Finally when Snowball has finished the plans, the animals hold a meeting and Napoleon got up and uttered “that the windmill was nonsense and that he advised nobody to vote for it”. It was at this point Napoleon summoned his pack of nine “enormous dogs” and they chased Snowball off the farm forever.
When Snowball is gone Napoleon uses him as his scapegoat, and blames him for all the accidents and his wrong doings and he also blames him for his own mistakes, he convinces the other animals that this is the case and they all believe him, partly because some of the animals are too stupid to speak up and partly because they are all too scared due to Napoleons bullying.
Three moments which i would consider to be key moments in this novel are when the animals first take over the farm, the building of the windmill, and when the pigs started acting like humans.
I would consider when the animals take over the farm to be a key moment because this is the start of what they thought to be their freedom and the animals dream for what they had long hoped to achieve. Old Major having suffered a life with his master Mr. Jones thinks it is time for the other animals to have change, in a life of freedom and a life free from a nasty, drunken master. Mr. Jones and his men repeatedly forgot to feed the animals “this was more than the hungry animals could bear”, and so this was the start of their rebellion. This sudden uproar of the animals completely frightened their masters and so Mr. Jones and his men all ran out of the farm, they did not expect this kind of behaviour from their animals. This I would consider to be the most important key moment in the book, because after this the animals take it upon themselves to run the farm, and this is the turning point in the novel, when Orwell puts the animals in groups of cleaver and stupid animals. Then the intelligent new leaders, the pigs decide to take over and run the farm, until they become greedy, power- hungry, controlling and nasty, and the pigs even turned on themselves, with constant disagreeing and at the end, they became what all the animals hated the most.

**Data lines:**
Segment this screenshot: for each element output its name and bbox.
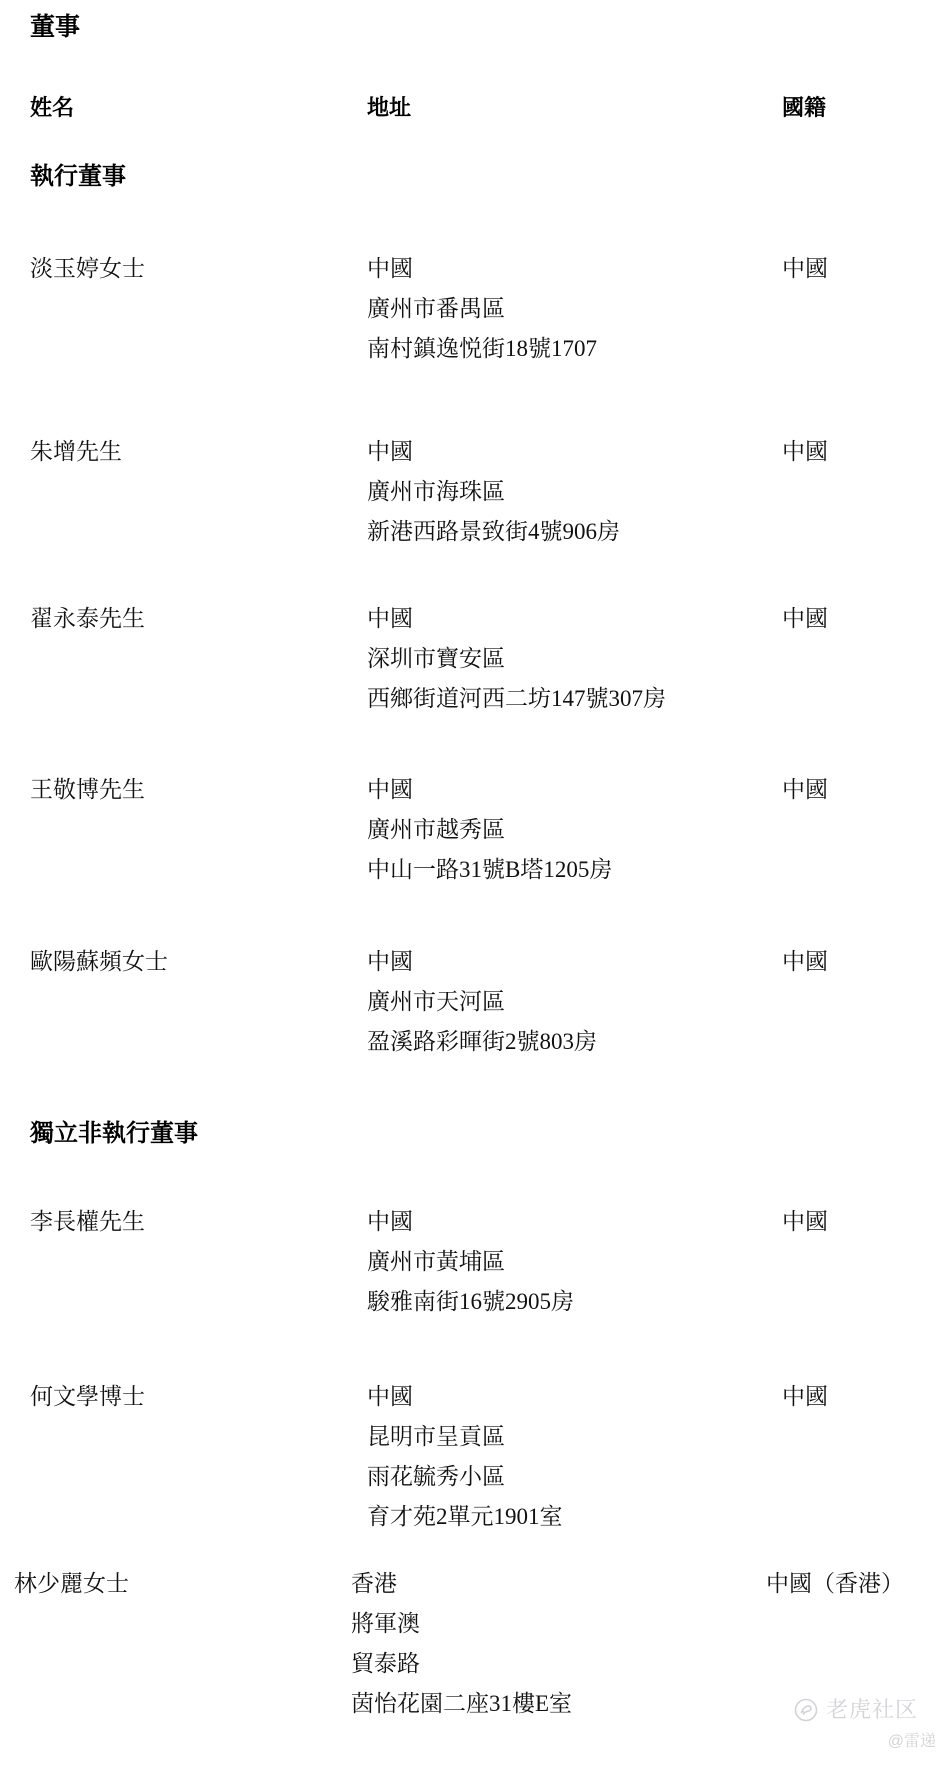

**Exercise task A:** Reproduce the stretch of the Animal Farm essay from "Finally when Snowball" through "the farm forever.".
**Exercise task B:** According to the Animal Farm essay, how many dogs did Napoleon summon to chase Snowball off the farm?

**Task solution A:**
Finally when Snowball has finished the plans, the animals hold a meeting and Napoleon got up and uttered “that the windmill was nonsense and that he advised nobody to vote for it”. It was at this point Napoleon summoned his pack of nine “enormous dogs” and they chased Snowball off the farm forever.

**Task solution B:** Nine.